→ **What is needed**
Show, in full, each line of the data that contains "great".

→ **Information shown**
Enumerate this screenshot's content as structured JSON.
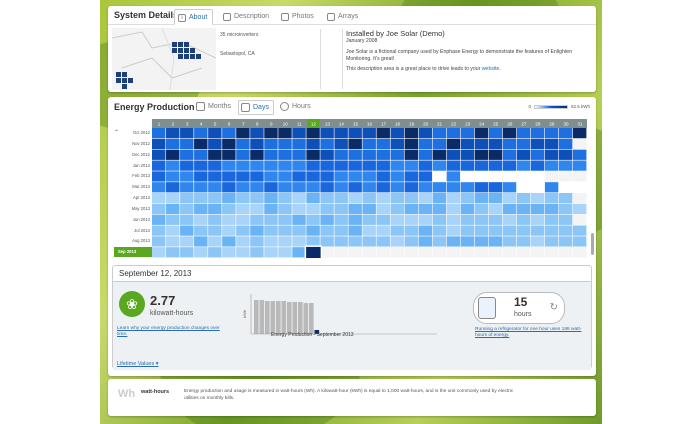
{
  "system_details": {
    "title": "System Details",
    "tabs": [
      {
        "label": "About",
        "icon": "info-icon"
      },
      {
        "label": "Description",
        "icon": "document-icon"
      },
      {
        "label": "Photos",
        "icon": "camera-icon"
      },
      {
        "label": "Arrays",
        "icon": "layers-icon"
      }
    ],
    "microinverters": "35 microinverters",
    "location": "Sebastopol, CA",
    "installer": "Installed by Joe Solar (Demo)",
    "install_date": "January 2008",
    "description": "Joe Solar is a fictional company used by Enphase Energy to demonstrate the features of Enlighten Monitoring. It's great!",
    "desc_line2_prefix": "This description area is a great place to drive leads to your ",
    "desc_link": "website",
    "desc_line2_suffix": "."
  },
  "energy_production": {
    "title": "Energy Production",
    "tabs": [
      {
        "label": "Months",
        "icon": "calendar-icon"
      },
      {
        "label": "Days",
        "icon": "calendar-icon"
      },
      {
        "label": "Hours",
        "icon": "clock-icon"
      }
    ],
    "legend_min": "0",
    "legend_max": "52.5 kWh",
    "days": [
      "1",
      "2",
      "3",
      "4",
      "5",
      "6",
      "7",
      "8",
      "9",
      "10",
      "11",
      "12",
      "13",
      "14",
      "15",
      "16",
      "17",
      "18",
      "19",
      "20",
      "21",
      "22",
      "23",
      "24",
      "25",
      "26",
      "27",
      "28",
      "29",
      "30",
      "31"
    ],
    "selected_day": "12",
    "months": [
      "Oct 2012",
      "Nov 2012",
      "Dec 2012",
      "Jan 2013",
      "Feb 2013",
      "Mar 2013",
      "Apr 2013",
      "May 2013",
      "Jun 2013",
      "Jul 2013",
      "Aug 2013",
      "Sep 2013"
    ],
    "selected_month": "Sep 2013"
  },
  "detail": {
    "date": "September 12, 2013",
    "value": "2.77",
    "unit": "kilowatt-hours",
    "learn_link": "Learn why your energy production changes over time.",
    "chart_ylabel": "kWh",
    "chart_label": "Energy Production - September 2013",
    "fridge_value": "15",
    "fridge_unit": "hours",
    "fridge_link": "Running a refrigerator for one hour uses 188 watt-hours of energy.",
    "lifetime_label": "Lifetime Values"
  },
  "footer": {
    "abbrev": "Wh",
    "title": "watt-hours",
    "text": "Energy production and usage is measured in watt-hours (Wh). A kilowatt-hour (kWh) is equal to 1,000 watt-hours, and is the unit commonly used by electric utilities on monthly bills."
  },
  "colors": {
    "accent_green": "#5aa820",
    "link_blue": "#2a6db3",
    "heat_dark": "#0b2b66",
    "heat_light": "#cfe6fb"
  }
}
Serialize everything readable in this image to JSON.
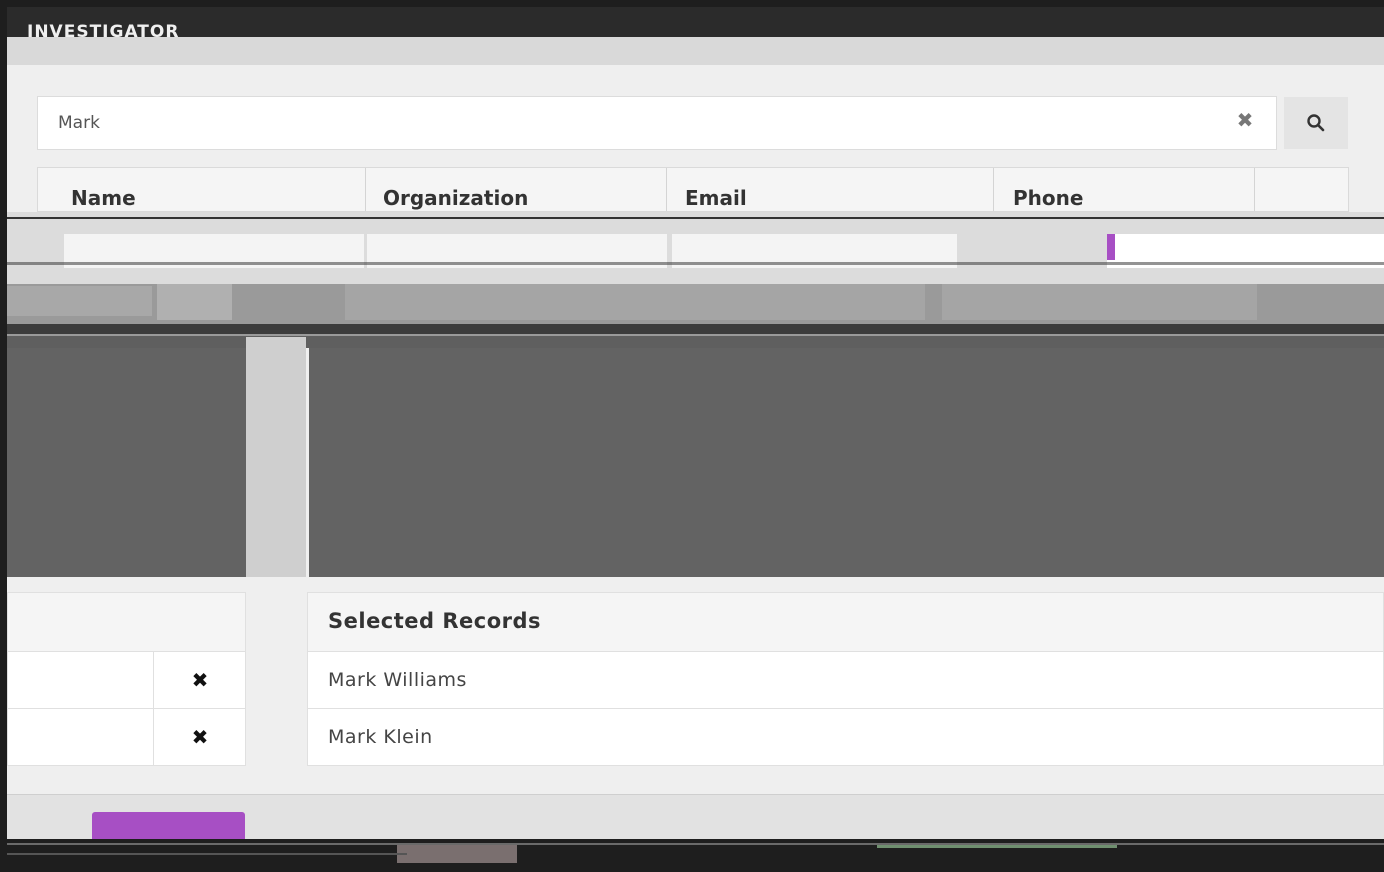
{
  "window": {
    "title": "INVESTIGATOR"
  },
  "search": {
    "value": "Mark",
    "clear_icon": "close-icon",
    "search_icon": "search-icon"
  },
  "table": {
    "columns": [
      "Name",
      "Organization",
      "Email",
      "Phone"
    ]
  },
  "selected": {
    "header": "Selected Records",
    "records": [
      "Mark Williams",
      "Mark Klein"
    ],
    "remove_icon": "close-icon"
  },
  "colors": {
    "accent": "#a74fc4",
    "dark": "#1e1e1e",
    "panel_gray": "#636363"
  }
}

...

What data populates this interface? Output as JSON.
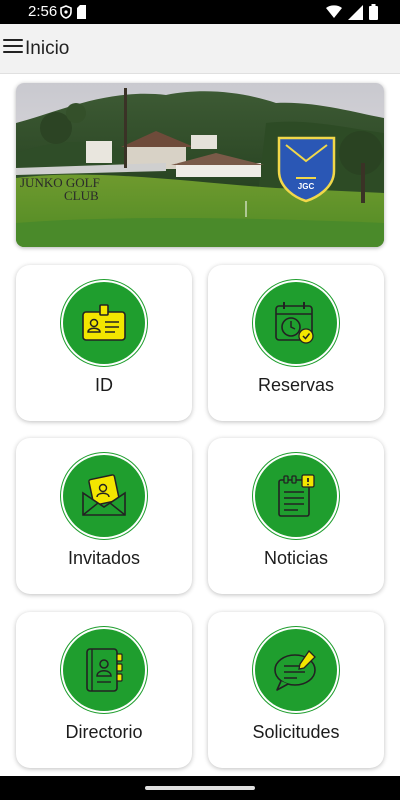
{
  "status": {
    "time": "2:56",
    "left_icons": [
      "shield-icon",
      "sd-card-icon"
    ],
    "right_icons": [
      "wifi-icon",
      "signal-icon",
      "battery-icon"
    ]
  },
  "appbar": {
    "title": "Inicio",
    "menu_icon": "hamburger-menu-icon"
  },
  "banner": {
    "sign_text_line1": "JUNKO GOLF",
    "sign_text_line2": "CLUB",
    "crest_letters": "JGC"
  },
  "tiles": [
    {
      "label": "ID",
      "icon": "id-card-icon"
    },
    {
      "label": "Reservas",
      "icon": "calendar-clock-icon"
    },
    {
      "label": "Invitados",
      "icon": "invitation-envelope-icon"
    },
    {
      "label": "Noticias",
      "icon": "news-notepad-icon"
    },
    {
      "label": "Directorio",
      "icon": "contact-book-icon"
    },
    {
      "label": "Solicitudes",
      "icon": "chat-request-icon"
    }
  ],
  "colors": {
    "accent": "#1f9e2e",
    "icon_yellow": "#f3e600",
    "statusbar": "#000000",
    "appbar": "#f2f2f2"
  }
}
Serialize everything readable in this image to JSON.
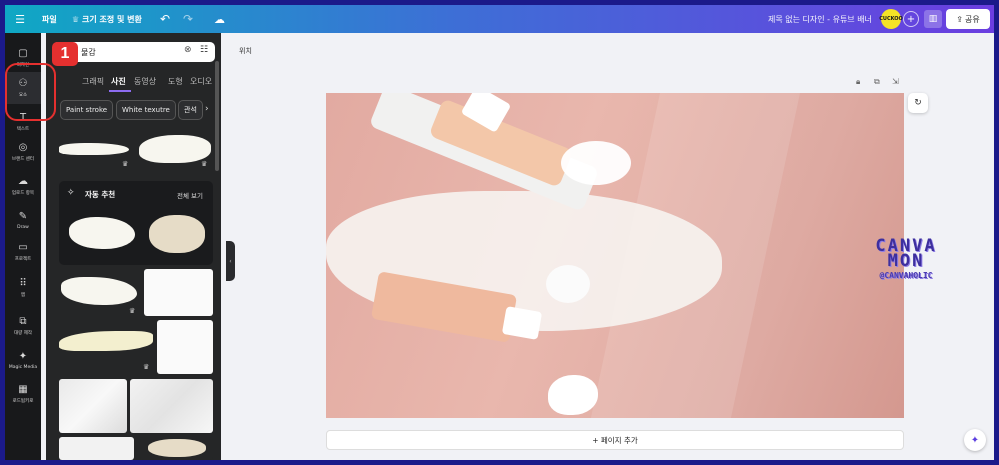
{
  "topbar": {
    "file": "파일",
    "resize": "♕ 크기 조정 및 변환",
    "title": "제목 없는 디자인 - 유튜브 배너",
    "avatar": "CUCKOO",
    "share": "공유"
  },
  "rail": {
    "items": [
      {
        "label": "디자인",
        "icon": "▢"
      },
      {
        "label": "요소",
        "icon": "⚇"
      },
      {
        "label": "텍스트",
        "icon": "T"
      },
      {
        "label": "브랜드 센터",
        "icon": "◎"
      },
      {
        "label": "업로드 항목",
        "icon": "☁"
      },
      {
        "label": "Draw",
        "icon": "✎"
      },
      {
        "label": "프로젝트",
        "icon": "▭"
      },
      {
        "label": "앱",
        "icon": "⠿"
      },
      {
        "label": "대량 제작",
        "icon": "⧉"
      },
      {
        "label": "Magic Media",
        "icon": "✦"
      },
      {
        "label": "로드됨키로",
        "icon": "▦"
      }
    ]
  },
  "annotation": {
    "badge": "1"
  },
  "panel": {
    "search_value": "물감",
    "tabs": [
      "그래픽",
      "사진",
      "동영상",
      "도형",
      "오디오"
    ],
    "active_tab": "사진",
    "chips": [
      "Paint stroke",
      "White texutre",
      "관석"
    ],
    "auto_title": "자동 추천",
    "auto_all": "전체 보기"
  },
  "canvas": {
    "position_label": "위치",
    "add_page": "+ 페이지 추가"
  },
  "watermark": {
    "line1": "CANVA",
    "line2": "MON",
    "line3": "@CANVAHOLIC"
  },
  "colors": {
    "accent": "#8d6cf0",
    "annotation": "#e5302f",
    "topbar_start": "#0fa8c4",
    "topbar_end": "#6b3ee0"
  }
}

→ **Solution below**
    "description": "Joe Solar is a fictional company used by Enphase Energy to demonstrate the features of Enlighten Monitoring. It's great!",
    "desc_line2_prefix": "This description area is a great place to drive leads to your ",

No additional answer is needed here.